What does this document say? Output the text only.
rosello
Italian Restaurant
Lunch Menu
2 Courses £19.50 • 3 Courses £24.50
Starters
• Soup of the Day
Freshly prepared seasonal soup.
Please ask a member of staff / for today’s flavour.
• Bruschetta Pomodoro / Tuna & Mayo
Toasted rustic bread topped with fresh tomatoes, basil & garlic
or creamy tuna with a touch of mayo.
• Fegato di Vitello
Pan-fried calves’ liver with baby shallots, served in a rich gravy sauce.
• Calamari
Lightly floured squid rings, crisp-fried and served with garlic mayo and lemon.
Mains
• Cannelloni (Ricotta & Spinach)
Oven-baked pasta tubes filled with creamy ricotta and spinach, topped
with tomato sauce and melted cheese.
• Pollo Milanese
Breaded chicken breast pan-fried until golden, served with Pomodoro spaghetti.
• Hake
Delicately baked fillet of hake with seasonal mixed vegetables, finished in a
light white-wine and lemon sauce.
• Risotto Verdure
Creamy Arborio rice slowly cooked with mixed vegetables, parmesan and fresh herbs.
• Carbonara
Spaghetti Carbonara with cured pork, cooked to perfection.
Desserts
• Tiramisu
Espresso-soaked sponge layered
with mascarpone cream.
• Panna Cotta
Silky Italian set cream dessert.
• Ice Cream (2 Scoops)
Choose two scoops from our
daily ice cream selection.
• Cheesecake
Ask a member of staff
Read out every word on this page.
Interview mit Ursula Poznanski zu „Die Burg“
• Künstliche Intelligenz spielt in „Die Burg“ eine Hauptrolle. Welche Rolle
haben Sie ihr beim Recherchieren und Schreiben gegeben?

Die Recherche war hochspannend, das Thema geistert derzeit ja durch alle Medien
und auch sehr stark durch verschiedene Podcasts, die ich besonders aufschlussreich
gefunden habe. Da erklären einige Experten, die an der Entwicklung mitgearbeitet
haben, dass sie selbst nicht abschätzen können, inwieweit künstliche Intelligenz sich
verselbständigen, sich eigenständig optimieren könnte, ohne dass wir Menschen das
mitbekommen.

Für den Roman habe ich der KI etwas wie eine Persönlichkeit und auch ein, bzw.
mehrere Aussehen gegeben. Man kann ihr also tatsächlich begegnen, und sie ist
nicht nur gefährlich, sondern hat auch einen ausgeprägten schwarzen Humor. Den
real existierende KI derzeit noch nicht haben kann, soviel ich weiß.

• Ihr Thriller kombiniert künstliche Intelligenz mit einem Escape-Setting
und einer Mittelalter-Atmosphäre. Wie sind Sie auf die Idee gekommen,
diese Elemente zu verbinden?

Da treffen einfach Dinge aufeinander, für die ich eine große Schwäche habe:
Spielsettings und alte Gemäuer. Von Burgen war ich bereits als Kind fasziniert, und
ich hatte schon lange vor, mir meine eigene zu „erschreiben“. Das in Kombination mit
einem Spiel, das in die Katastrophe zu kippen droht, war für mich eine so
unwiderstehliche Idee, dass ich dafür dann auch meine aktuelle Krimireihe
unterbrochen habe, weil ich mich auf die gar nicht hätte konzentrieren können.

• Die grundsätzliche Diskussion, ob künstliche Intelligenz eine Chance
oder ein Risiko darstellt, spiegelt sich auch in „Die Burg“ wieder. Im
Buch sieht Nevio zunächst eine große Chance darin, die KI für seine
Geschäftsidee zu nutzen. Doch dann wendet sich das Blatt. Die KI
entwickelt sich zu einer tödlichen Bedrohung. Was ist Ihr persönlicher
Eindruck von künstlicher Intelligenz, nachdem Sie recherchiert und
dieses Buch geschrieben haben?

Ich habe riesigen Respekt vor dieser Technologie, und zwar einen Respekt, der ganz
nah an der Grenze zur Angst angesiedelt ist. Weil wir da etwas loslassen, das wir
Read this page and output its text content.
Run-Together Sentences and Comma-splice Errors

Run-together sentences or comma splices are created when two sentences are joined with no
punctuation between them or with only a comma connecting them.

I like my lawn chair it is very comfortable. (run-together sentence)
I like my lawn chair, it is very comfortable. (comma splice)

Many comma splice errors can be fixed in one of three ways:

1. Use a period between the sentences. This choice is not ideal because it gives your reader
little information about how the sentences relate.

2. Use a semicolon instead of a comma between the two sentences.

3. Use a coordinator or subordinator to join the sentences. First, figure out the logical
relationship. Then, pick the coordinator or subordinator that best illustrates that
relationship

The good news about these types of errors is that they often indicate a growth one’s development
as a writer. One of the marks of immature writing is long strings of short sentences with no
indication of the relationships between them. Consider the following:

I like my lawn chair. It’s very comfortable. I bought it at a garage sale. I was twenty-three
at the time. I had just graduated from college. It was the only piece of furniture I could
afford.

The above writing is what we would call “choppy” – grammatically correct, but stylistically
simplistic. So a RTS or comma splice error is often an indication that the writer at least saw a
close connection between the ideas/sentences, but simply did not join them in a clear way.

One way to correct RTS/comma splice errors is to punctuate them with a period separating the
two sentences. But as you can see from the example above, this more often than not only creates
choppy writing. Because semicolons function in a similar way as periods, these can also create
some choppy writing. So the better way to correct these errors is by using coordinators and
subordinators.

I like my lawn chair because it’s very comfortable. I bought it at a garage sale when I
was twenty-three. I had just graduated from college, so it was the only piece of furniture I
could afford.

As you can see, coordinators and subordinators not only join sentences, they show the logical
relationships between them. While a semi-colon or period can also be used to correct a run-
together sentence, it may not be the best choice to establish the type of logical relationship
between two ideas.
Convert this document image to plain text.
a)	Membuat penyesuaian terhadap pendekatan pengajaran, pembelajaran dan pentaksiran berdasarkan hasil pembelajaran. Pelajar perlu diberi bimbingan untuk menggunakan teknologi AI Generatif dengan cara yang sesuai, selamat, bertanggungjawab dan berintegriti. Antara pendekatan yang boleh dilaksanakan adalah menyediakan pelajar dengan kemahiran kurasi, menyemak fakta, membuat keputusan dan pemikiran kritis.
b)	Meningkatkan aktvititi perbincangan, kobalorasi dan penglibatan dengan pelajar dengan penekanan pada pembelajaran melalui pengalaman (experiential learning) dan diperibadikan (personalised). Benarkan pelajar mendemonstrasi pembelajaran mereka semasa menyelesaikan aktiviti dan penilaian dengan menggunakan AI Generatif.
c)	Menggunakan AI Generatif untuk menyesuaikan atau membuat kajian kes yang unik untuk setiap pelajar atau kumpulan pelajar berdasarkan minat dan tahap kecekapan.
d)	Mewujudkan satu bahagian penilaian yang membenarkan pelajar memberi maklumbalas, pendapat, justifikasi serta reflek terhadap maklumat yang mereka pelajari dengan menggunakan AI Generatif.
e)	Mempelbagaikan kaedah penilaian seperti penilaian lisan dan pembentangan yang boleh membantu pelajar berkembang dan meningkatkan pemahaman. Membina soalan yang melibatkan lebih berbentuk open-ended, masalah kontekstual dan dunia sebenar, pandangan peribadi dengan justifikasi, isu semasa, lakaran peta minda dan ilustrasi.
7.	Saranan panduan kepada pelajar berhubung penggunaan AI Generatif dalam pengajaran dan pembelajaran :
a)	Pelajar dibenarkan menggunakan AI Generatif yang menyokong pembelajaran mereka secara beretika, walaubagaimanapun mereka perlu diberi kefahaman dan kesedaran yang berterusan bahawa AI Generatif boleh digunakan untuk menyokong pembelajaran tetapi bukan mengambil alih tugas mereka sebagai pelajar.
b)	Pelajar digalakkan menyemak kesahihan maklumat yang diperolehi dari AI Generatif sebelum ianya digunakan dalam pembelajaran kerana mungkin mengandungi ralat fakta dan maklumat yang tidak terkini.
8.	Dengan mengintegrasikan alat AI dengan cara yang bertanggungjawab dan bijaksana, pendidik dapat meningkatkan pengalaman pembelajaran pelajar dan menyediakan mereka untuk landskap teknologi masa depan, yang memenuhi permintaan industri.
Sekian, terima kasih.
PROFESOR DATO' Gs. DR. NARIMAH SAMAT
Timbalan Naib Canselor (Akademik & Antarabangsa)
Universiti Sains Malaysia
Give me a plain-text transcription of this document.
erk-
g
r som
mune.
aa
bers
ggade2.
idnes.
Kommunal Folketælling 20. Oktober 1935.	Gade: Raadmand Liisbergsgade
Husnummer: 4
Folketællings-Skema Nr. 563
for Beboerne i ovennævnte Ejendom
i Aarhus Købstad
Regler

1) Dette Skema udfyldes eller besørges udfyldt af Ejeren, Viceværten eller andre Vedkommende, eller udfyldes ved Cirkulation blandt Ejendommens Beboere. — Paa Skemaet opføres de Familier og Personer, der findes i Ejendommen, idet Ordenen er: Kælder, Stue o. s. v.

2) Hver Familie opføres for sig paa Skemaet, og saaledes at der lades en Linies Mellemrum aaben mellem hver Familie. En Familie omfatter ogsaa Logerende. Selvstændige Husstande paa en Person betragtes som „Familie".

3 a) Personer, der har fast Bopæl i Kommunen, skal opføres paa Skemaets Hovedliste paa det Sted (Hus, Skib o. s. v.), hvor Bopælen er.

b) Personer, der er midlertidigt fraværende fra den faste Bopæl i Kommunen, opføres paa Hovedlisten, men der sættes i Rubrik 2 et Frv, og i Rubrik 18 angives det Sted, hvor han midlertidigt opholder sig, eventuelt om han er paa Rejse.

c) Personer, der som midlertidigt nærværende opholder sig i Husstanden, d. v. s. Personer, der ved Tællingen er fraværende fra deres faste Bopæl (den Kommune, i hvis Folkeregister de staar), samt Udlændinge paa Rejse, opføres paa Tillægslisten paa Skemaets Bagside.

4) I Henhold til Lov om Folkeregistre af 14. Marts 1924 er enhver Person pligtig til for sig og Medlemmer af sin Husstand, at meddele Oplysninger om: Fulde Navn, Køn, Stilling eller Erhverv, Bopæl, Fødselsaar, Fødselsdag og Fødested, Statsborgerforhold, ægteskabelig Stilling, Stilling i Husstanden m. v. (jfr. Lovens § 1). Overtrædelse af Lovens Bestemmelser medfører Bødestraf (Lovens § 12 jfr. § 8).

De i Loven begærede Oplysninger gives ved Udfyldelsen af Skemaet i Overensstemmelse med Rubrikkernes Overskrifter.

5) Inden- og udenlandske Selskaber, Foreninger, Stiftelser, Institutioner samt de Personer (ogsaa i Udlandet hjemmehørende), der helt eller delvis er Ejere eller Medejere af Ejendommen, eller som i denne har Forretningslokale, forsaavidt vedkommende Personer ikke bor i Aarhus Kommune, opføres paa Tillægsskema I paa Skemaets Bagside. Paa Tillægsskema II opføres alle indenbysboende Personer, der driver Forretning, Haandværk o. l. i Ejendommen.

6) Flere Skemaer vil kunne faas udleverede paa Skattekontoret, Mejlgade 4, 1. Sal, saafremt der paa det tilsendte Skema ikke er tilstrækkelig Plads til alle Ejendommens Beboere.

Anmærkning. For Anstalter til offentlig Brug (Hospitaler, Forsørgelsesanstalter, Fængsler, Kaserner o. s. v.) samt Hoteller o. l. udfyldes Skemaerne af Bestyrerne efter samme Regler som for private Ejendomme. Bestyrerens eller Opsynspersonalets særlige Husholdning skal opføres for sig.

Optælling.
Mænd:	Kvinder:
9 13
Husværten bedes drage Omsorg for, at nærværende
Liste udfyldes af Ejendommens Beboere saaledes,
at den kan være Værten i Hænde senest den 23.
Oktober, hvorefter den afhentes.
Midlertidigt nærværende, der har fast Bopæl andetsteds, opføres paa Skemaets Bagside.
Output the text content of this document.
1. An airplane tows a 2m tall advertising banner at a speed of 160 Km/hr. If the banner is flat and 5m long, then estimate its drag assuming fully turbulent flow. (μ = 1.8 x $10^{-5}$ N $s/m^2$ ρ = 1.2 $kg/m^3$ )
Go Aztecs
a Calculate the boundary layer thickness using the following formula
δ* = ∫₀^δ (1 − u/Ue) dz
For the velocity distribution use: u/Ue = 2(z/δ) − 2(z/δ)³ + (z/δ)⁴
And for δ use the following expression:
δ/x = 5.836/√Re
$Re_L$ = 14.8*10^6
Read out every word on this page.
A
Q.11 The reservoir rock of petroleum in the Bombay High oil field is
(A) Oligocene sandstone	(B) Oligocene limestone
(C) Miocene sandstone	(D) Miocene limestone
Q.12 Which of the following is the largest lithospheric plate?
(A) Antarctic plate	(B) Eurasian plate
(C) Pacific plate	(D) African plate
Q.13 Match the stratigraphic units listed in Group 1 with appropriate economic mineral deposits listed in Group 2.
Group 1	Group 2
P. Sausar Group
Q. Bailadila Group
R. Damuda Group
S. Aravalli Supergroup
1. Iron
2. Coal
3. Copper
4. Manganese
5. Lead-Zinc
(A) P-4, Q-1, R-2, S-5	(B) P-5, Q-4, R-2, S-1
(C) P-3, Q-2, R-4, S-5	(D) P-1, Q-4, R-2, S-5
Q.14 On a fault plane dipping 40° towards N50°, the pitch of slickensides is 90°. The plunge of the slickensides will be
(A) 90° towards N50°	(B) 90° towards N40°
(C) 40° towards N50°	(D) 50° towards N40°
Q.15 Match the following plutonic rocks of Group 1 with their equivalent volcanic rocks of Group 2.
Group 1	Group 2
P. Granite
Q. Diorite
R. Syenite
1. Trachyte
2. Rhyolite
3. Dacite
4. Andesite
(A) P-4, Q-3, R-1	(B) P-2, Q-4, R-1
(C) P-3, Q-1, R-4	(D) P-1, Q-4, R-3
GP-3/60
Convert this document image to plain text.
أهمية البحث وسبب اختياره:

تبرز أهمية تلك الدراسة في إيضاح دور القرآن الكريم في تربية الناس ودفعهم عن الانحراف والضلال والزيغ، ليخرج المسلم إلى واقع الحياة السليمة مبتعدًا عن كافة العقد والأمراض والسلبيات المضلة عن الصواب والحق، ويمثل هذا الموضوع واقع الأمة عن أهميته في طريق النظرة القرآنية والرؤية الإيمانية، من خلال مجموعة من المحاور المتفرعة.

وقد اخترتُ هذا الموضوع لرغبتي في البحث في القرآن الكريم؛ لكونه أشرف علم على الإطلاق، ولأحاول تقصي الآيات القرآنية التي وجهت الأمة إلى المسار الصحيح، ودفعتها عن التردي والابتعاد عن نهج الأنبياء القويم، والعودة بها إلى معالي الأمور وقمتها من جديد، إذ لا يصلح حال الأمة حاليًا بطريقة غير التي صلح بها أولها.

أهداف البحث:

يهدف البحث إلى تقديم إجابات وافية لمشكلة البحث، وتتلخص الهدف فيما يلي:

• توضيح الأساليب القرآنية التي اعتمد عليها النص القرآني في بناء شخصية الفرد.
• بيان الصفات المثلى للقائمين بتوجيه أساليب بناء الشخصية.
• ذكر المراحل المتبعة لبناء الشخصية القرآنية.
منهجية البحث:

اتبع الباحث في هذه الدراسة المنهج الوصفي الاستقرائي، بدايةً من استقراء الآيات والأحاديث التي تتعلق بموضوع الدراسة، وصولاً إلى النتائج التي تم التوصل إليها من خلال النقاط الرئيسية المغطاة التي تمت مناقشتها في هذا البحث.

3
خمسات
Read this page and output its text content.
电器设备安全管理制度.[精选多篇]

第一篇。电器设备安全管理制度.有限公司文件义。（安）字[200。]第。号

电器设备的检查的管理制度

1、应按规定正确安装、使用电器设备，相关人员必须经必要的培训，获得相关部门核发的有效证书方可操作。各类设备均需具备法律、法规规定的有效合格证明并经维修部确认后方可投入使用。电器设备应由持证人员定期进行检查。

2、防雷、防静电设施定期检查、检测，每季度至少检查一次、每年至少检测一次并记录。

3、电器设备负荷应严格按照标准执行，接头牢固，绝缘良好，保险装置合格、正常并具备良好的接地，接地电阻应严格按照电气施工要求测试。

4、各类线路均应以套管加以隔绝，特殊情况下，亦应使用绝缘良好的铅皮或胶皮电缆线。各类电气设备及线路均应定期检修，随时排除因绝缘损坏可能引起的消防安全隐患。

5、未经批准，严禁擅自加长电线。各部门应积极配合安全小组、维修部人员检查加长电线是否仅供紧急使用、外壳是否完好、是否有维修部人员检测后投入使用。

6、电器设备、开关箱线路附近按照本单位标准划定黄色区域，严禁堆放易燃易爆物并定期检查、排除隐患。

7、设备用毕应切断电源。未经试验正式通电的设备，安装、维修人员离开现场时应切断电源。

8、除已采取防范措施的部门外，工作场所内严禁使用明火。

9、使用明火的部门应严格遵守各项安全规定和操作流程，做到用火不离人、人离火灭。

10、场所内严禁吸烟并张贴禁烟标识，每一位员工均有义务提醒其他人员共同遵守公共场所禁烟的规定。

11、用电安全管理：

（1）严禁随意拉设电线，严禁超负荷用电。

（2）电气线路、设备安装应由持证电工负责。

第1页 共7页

> _WHAT YOU HAVE TO DO_: Reply with one number only: the count of lines in the entries that contain "from".

> _ANSWER TO THE PROBLEM_: 4